### What needs to be done:
Report, word for word, every line of the material that contains "царя".

### Material for the task:
● ● ● ● ●

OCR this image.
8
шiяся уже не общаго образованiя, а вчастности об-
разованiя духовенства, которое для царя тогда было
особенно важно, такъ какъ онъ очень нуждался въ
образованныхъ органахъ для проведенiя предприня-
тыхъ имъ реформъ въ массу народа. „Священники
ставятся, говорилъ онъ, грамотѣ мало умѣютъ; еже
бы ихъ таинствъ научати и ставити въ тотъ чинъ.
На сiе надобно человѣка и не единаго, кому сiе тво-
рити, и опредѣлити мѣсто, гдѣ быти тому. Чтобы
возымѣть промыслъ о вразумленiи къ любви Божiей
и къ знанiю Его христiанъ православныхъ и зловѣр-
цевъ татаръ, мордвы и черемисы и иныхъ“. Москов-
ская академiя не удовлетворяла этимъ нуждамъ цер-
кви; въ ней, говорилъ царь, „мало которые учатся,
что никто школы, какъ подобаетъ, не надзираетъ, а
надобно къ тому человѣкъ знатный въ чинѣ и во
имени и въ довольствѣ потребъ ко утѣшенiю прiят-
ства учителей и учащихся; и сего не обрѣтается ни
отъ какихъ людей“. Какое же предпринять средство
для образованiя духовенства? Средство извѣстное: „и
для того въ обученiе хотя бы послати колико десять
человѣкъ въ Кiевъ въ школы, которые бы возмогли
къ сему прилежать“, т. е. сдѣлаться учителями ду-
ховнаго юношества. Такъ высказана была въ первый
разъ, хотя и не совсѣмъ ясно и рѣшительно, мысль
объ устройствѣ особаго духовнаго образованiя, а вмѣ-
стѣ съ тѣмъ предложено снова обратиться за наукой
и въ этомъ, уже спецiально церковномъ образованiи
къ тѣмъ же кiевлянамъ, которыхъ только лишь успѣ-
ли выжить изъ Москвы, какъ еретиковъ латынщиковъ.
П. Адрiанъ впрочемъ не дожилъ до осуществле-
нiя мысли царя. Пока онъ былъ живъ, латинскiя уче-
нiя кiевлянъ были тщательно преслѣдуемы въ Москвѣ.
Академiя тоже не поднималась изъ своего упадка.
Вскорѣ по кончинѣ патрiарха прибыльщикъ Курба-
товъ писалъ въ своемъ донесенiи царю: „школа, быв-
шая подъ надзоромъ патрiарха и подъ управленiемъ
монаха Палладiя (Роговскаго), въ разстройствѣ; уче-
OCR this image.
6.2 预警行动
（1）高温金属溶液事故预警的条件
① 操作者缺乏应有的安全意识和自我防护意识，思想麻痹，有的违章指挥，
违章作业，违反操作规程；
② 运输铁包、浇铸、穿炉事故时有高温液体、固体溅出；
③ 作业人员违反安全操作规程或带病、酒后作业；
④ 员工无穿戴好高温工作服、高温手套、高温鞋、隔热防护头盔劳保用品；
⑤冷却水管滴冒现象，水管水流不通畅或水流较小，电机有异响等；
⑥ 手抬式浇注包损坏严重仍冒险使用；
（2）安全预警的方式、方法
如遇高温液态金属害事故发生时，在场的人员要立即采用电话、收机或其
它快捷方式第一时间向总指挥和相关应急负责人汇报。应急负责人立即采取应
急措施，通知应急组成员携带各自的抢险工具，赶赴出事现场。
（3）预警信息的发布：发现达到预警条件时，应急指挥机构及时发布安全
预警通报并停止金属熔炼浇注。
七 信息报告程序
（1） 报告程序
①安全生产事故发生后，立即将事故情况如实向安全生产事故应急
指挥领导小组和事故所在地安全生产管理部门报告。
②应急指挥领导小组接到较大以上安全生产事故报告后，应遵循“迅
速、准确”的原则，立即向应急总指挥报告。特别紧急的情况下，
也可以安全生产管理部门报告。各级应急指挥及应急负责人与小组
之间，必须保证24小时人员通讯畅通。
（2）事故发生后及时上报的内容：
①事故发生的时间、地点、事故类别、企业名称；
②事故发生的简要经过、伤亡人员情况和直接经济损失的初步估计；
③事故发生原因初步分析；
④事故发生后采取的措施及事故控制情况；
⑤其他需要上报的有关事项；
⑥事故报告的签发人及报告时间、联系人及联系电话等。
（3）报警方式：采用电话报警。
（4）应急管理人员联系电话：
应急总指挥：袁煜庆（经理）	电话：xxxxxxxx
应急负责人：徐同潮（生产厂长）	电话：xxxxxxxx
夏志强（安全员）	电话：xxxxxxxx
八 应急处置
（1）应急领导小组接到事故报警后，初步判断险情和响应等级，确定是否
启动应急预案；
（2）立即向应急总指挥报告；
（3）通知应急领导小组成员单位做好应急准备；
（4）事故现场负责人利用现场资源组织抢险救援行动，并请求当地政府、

● ● ● ● ●

### Task result:
разованiя духовенства, которое для царя тогда было
нiя мысли царя. Пока онъ былъ живъ, латинскiя уче-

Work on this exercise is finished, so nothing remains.